▶ [Records to process]
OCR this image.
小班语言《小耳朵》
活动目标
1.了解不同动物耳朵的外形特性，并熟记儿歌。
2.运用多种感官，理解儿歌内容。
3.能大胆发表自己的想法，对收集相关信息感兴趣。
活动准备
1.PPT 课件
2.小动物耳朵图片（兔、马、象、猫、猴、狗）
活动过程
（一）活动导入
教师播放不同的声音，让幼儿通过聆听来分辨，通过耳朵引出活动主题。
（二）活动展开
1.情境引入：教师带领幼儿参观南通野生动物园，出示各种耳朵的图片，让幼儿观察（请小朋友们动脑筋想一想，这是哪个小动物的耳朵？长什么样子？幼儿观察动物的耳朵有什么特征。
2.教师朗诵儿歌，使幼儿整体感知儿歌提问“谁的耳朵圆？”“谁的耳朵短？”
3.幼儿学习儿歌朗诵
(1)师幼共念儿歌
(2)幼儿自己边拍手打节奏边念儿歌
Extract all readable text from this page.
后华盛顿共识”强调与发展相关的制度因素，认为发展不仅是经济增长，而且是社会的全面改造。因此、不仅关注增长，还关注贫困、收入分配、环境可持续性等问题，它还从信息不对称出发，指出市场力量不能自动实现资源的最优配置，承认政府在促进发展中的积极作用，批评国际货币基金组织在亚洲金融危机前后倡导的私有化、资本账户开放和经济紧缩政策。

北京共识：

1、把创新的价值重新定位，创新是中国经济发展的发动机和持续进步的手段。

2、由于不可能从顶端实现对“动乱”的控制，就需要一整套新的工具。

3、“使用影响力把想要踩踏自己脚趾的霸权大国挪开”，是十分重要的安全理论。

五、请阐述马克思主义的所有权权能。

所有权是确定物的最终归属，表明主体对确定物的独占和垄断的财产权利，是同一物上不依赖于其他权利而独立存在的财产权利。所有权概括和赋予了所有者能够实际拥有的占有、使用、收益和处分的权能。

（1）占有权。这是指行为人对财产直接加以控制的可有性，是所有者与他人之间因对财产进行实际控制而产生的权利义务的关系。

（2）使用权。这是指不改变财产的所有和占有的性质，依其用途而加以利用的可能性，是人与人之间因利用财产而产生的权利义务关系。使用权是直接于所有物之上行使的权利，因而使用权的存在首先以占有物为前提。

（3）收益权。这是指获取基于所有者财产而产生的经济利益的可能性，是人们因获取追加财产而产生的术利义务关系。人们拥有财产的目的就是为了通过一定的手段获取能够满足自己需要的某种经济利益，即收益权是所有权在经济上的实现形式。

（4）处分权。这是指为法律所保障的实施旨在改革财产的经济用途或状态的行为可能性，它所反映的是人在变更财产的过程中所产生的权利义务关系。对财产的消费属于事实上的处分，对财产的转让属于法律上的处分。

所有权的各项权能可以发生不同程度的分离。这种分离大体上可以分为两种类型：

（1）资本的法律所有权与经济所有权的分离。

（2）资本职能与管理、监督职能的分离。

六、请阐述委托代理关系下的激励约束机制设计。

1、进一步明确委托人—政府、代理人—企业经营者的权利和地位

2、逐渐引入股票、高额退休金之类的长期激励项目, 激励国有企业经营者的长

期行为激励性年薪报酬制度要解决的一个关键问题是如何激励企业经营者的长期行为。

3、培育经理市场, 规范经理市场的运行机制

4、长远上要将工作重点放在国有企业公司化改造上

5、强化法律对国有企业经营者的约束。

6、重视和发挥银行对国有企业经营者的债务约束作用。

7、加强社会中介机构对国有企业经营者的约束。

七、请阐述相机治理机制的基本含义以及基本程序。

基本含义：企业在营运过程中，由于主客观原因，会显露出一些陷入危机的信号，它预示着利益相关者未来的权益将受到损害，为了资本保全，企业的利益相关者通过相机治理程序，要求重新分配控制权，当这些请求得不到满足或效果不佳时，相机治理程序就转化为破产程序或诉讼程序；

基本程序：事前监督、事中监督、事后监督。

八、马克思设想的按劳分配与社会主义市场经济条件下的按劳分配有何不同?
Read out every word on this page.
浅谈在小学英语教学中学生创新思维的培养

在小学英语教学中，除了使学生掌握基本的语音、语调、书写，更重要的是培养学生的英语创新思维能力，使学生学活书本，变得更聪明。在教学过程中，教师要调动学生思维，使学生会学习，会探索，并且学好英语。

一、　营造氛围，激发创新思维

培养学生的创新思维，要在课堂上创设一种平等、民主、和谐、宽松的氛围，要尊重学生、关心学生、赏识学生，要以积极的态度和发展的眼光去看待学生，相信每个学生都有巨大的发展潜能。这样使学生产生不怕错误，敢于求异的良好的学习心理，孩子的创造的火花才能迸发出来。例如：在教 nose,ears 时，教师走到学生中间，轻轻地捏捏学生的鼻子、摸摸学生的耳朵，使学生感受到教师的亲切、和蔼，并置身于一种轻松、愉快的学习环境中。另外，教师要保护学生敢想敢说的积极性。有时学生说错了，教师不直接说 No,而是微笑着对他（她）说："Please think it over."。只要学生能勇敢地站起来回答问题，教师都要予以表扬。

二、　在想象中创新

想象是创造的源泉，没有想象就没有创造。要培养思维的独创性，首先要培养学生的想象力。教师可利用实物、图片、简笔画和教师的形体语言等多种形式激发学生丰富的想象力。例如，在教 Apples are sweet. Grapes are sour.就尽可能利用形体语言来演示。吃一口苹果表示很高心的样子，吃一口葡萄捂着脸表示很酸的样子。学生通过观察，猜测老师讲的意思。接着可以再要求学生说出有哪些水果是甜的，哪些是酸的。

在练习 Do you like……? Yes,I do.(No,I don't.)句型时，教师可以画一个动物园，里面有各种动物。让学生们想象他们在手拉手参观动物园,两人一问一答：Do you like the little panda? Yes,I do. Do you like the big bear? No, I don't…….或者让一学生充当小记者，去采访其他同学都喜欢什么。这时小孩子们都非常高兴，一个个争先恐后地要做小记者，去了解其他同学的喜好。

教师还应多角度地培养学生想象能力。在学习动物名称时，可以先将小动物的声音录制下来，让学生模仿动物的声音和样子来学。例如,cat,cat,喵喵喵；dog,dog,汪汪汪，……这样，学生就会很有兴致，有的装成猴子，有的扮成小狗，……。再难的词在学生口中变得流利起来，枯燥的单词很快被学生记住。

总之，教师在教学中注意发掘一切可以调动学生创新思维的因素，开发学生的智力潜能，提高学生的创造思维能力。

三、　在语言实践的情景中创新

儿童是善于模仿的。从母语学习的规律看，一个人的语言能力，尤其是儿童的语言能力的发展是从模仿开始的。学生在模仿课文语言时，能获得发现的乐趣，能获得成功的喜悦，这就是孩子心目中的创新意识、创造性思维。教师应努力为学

▶ [Task description] Find "this". Copy every line it occurs in.

▶ [Written solution]
OCR this image.
Extract all readable text from this page.
Read out every word on this page.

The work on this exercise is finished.